**Excerpts from a figure dataset**
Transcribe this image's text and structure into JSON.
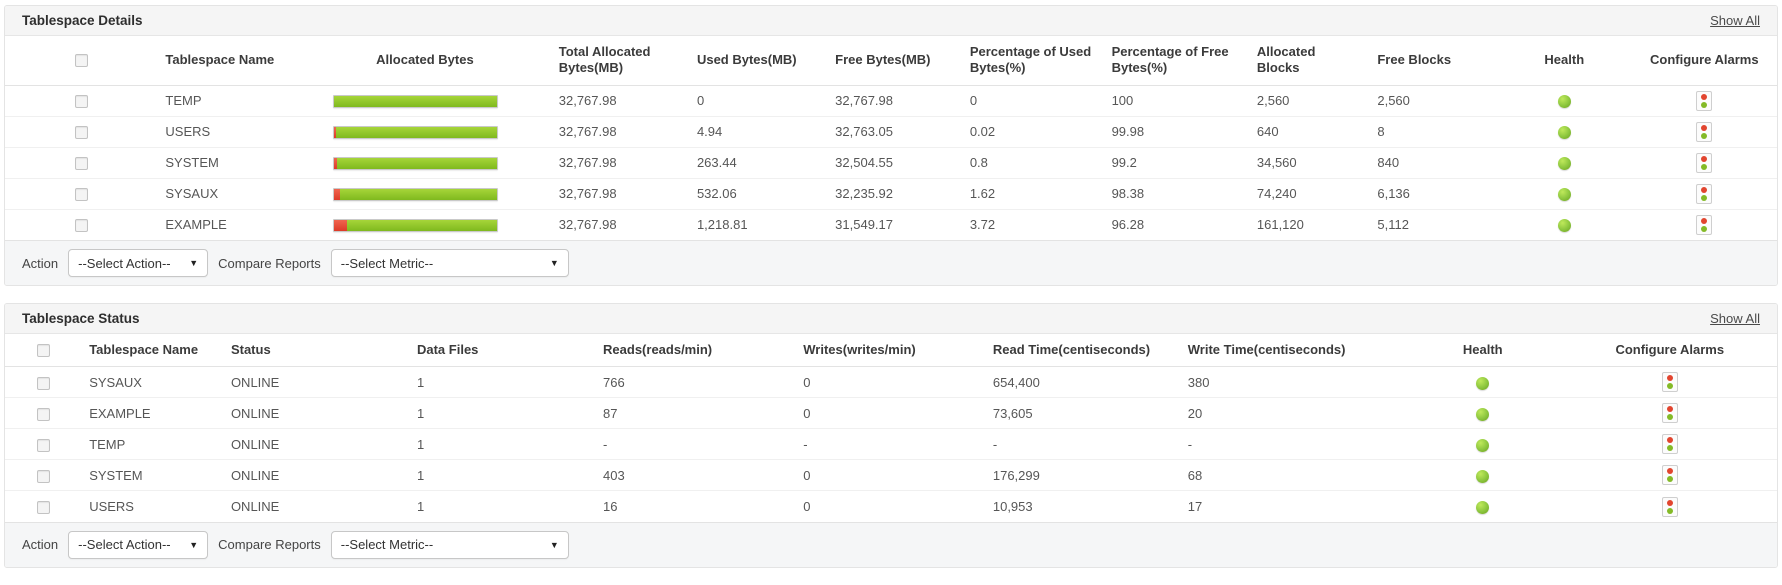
{
  "colors": {
    "bar_green": "#8dc63f",
    "bar_red": "#e2452f",
    "health_green": "#8cc63e"
  },
  "sections": [
    {
      "title": "Tablespace Details",
      "show_all_label": "Show All",
      "columns": [
        "Tablespace Name",
        "Allocated Bytes",
        "Total Allocated Bytes(MB)",
        "Used Bytes(MB)",
        "Free Bytes(MB)",
        "Percentage of Used Bytes(%)",
        "Percentage of Free Bytes(%)",
        "Allocated Blocks",
        "Free Blocks",
        "Health",
        "Configure Alarms"
      ],
      "cell_fields": [
        {
          "type": "checkbox"
        },
        {
          "type": "text",
          "key": "name"
        },
        {
          "type": "bar"
        },
        {
          "type": "text",
          "key": "total_allocated_mb"
        },
        {
          "type": "text",
          "key": "used_mb"
        },
        {
          "type": "text",
          "key": "free_mb"
        },
        {
          "type": "text",
          "key": "used_pct"
        },
        {
          "type": "text",
          "key": "free_pct"
        },
        {
          "type": "text",
          "key": "allocated_blocks"
        },
        {
          "type": "text",
          "key": "free_blocks"
        },
        {
          "type": "health"
        },
        {
          "type": "alarm"
        }
      ],
      "rows": [
        {
          "name": "TEMP",
          "total_allocated_mb": "32,767.98",
          "used_mb": "0",
          "free_mb": "32,767.98",
          "used_pct": "0",
          "free_pct": "100",
          "allocated_blocks": "2,560",
          "free_blocks": "2,560",
          "used_pct_num": 0,
          "health": "clear"
        },
        {
          "name": "USERS",
          "total_allocated_mb": "32,767.98",
          "used_mb": "4.94",
          "free_mb": "32,763.05",
          "used_pct": "0.02",
          "free_pct": "99.98",
          "allocated_blocks": "640",
          "free_blocks": "8",
          "used_pct_num": 0.02,
          "health": "clear"
        },
        {
          "name": "SYSTEM",
          "total_allocated_mb": "32,767.98",
          "used_mb": "263.44",
          "free_mb": "32,504.55",
          "used_pct": "0.8",
          "free_pct": "99.2",
          "allocated_blocks": "34,560",
          "free_blocks": "840",
          "used_pct_num": 0.8,
          "health": "clear"
        },
        {
          "name": "SYSAUX",
          "total_allocated_mb": "32,767.98",
          "used_mb": "532.06",
          "free_mb": "32,235.92",
          "used_pct": "1.62",
          "free_pct": "98.38",
          "allocated_blocks": "74,240",
          "free_blocks": "6,136",
          "used_pct_num": 1.62,
          "health": "clear"
        },
        {
          "name": "EXAMPLE",
          "total_allocated_mb": "32,767.98",
          "used_mb": "1,218.81",
          "free_mb": "31,549.17",
          "used_pct": "3.72",
          "free_pct": "96.28",
          "allocated_blocks": "161,120",
          "free_blocks": "5,112",
          "used_pct_num": 3.72,
          "health": "clear"
        }
      ],
      "action": {
        "label": "Action",
        "selected": "--Select Action--"
      },
      "compare": {
        "label": "Compare Reports",
        "selected": "--Select Metric--"
      }
    },
    {
      "title": "Tablespace Status",
      "show_all_label": "Show All",
      "columns": [
        "Tablespace Name",
        "Status",
        "Data Files",
        "Reads(reads/min)",
        "Writes(writes/min)",
        "Read Time(centiseconds)",
        "Write Time(centiseconds)",
        "Health",
        "Configure Alarms"
      ],
      "cell_fields": [
        {
          "type": "checkbox"
        },
        {
          "type": "text",
          "key": "name"
        },
        {
          "type": "text",
          "key": "status"
        },
        {
          "type": "text",
          "key": "data_files"
        },
        {
          "type": "text",
          "key": "reads"
        },
        {
          "type": "text",
          "key": "writes"
        },
        {
          "type": "text",
          "key": "read_time"
        },
        {
          "type": "text",
          "key": "write_time"
        },
        {
          "type": "health"
        },
        {
          "type": "alarm"
        }
      ],
      "rows": [
        {
          "name": "SYSAUX",
          "status": "ONLINE",
          "data_files": "1",
          "reads": "766",
          "writes": "0",
          "read_time": "654,400",
          "write_time": "380",
          "health": "clear"
        },
        {
          "name": "EXAMPLE",
          "status": "ONLINE",
          "data_files": "1",
          "reads": "87",
          "writes": "0",
          "read_time": "73,605",
          "write_time": "20",
          "health": "clear"
        },
        {
          "name": "TEMP",
          "status": "ONLINE",
          "data_files": "1",
          "reads": "-",
          "writes": "-",
          "read_time": "-",
          "write_time": "-",
          "health": "clear"
        },
        {
          "name": "SYSTEM",
          "status": "ONLINE",
          "data_files": "1",
          "reads": "403",
          "writes": "0",
          "read_time": "176,299",
          "write_time": "68",
          "health": "clear"
        },
        {
          "name": "USERS",
          "status": "ONLINE",
          "data_files": "1",
          "reads": "16",
          "writes": "0",
          "read_time": "10,953",
          "write_time": "17",
          "health": "clear"
        }
      ],
      "action": {
        "label": "Action",
        "selected": "--Select Action--"
      },
      "compare": {
        "label": "Compare Reports",
        "selected": "--Select Metric--"
      }
    }
  ]
}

**EXERCISE PROMPT**
Repeat the material above in full and exactly, omitting the pictures.

**WRITTEN ANSWER**
Transcribe this image's text and structure into JSON.
{
  "colors": {
    "bar_green": "#8dc63f",
    "bar_red": "#e2452f",
    "health_green": "#8cc63e"
  },
  "sections": [
    {
      "title": "Tablespace Details",
      "show_all_label": "Show All",
      "columns": [
        "Tablespace Name",
        "Allocated Bytes",
        "Total Allocated Bytes(MB)",
        "Used Bytes(MB)",
        "Free Bytes(MB)",
        "Percentage of Used Bytes(%)",
        "Percentage of Free Bytes(%)",
        "Allocated Blocks",
        "Free Blocks",
        "Health",
        "Configure Alarms"
      ],
      "cell_fields": [
        {
          "type": "checkbox"
        },
        {
          "type": "text",
          "key": "name"
        },
        {
          "type": "bar"
        },
        {
          "type": "text",
          "key": "total_allocated_mb"
        },
        {
          "type": "text",
          "key": "used_mb"
        },
        {
          "type": "text",
          "key": "free_mb"
        },
        {
          "type": "text",
          "key": "used_pct"
        },
        {
          "type": "text",
          "key": "free_pct"
        },
        {
          "type": "text",
          "key": "allocated_blocks"
        },
        {
          "type": "text",
          "key": "free_blocks"
        },
        {
          "type": "health"
        },
        {
          "type": "alarm"
        }
      ],
      "rows": [
        {
          "name": "TEMP",
          "total_allocated_mb": "32,767.98",
          "used_mb": "0",
          "free_mb": "32,767.98",
          "used_pct": "0",
          "free_pct": "100",
          "allocated_blocks": "2,560",
          "free_blocks": "2,560",
          "used_pct_num": 0,
          "health": "clear"
        },
        {
          "name": "USERS",
          "total_allocated_mb": "32,767.98",
          "used_mb": "4.94",
          "free_mb": "32,763.05",
          "used_pct": "0.02",
          "free_pct": "99.98",
          "allocated_blocks": "640",
          "free_blocks": "8",
          "used_pct_num": 0.02,
          "health": "clear"
        },
        {
          "name": "SYSTEM",
          "total_allocated_mb": "32,767.98",
          "used_mb": "263.44",
          "free_mb": "32,504.55",
          "used_pct": "0.8",
          "free_pct": "99.2",
          "allocated_blocks": "34,560",
          "free_blocks": "840",
          "used_pct_num": 0.8,
          "health": "clear"
        },
        {
          "name": "SYSAUX",
          "total_allocated_mb": "32,767.98",
          "used_mb": "532.06",
          "free_mb": "32,235.92",
          "used_pct": "1.62",
          "free_pct": "98.38",
          "allocated_blocks": "74,240",
          "free_blocks": "6,136",
          "used_pct_num": 1.62,
          "health": "clear"
        },
        {
          "name": "EXAMPLE",
          "total_allocated_mb": "32,767.98",
          "used_mb": "1,218.81",
          "free_mb": "31,549.17",
          "used_pct": "3.72",
          "free_pct": "96.28",
          "allocated_blocks": "161,120",
          "free_blocks": "5,112",
          "used_pct_num": 3.72,
          "health": "clear"
        }
      ],
      "action": {
        "label": "Action",
        "selected": "--Select Action--"
      },
      "compare": {
        "label": "Compare Reports",
        "selected": "--Select Metric--"
      }
    },
    {
      "title": "Tablespace Status",
      "show_all_label": "Show All",
      "columns": [
        "Tablespace Name",
        "Status",
        "Data Files",
        "Reads(reads/min)",
        "Writes(writes/min)",
        "Read Time(centiseconds)",
        "Write Time(centiseconds)",
        "Health",
        "Configure Alarms"
      ],
      "cell_fields": [
        {
          "type": "checkbox"
        },
        {
          "type": "text",
          "key": "name"
        },
        {
          "type": "text",
          "key": "status"
        },
        {
          "type": "text",
          "key": "data_files"
        },
        {
          "type": "text",
          "key": "reads"
        },
        {
          "type": "text",
          "key": "writes"
        },
        {
          "type": "text",
          "key": "read_time"
        },
        {
          "type": "text",
          "key": "write_time"
        },
        {
          "type": "health"
        },
        {
          "type": "alarm"
        }
      ],
      "rows": [
        {
          "name": "SYSAUX",
          "status": "ONLINE",
          "data_files": "1",
          "reads": "766",
          "writes": "0",
          "read_time": "654,400",
          "write_time": "380",
          "health": "clear"
        },
        {
          "name": "EXAMPLE",
          "status": "ONLINE",
          "data_files": "1",
          "reads": "87",
          "writes": "0",
          "read_time": "73,605",
          "write_time": "20",
          "health": "clear"
        },
        {
          "name": "TEMP",
          "status": "ONLINE",
          "data_files": "1",
          "reads": "-",
          "writes": "-",
          "read_time": "-",
          "write_time": "-",
          "health": "clear"
        },
        {
          "name": "SYSTEM",
          "status": "ONLINE",
          "data_files": "1",
          "reads": "403",
          "writes": "0",
          "read_time": "176,299",
          "write_time": "68",
          "health": "clear"
        },
        {
          "name": "USERS",
          "status": "ONLINE",
          "data_files": "1",
          "reads": "16",
          "writes": "0",
          "read_time": "10,953",
          "write_time": "17",
          "health": "clear"
        }
      ],
      "action": {
        "label": "Action",
        "selected": "--Select Action--"
      },
      "compare": {
        "label": "Compare Reports",
        "selected": "--Select Metric--"
      }
    }
  ]
}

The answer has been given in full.